**Exercise:** Return all the entries exactly, keeping pictures out.

Extracted records
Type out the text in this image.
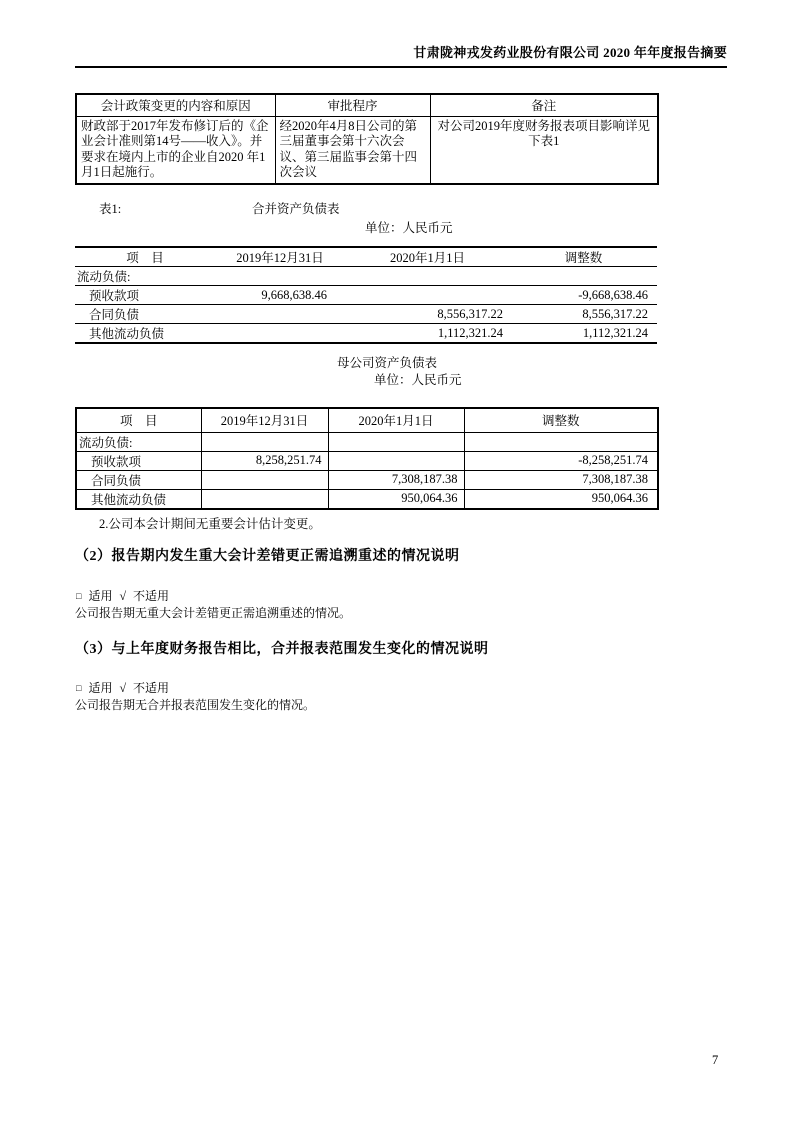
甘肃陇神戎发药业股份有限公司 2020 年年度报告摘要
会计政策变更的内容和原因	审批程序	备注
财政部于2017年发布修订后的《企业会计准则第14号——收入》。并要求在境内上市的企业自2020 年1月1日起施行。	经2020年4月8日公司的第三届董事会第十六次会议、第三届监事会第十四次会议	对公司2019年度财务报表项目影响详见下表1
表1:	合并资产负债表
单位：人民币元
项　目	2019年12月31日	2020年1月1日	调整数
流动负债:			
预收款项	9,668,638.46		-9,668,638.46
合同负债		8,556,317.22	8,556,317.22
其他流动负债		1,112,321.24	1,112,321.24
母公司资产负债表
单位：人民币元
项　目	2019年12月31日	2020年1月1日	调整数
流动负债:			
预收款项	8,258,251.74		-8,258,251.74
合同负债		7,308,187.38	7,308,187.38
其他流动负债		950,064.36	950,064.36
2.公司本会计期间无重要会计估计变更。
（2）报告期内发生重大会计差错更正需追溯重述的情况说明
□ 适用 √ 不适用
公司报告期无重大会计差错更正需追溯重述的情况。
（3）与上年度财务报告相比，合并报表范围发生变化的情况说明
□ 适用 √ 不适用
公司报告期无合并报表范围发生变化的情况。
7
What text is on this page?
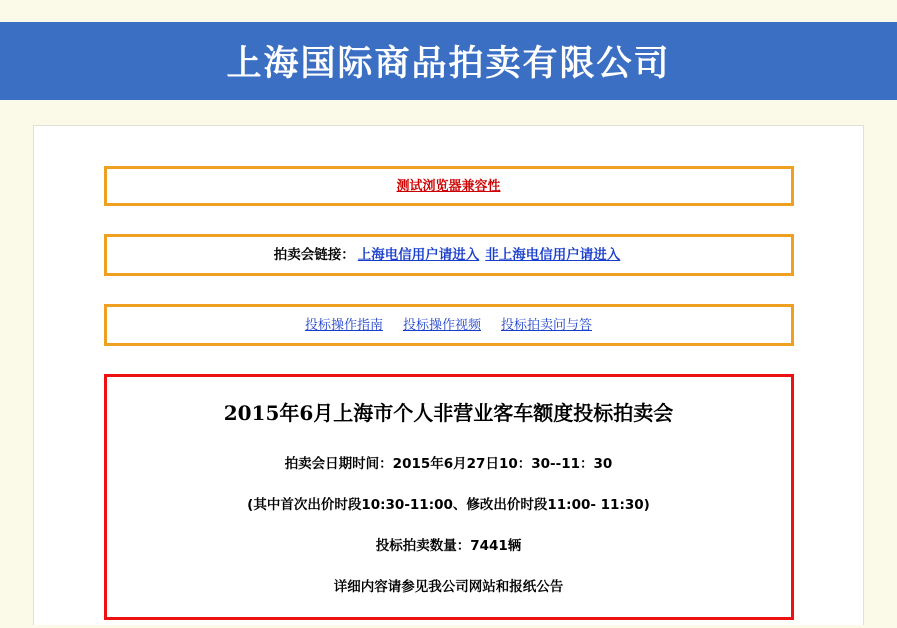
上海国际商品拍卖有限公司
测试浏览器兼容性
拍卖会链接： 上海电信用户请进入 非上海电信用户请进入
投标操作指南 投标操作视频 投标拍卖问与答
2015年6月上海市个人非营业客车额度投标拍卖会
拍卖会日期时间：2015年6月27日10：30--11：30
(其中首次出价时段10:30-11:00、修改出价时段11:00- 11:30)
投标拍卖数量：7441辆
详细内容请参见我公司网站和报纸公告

**Output below:**
Type out the text in this image.
甘肃陇神戎发药业股份有限公司 2020 年年度报告摘要
会计政策变更的内容和原因	审批程序	备注
财政部于2017年发布修订后的《企业会计准则第14号——收入》。并要求在境内上市的企业自2020 年1月1日起施行。	经2020年4月8日公司的第三届董事会第十六次会议、第三届监事会第十四次会议	对公司2019年度财务报表项目影响详见下表1
表1:	合并资产负债表
单位：人民币元
项　目	2019年12月31日	2020年1月1日	调整数
流动负债:			
预收款项	9,668,638.46		-9,668,638.46
合同负债		8,556,317.22	8,556,317.22
其他流动负债		1,112,321.24	1,112,321.24
母公司资产负债表
单位：人民币元
项　目	2019年12月31日	2020年1月1日	调整数
流动负债:			
预收款项	8,258,251.74		-8,258,251.74
合同负债		7,308,187.38	7,308,187.38
其他流动负债		950,064.36	950,064.36
2.公司本会计期间无重要会计估计变更。
（2）报告期内发生重大会计差错更正需追溯重述的情况说明
□ 适用 √ 不适用
公司报告期无重大会计差错更正需追溯重述的情况。
（3）与上年度财务报告相比，合并报表范围发生变化的情况说明
□ 适用 √ 不适用
公司报告期无合并报表范围发生变化的情况。
7
What text is on this page?
上海国际商品拍卖有限公司
测试浏览器兼容性
拍卖会链接： 上海电信用户请进入 非上海电信用户请进入
投标操作指南 投标操作视频 投标拍卖问与答
2015年6月上海市个人非营业客车额度投标拍卖会
拍卖会日期时间：2015年6月27日10：30--11：30
(其中首次出价时段10:30-11:00、修改出价时段11:00- 11:30)
投标拍卖数量：7441辆
详细内容请参见我公司网站和报纸公告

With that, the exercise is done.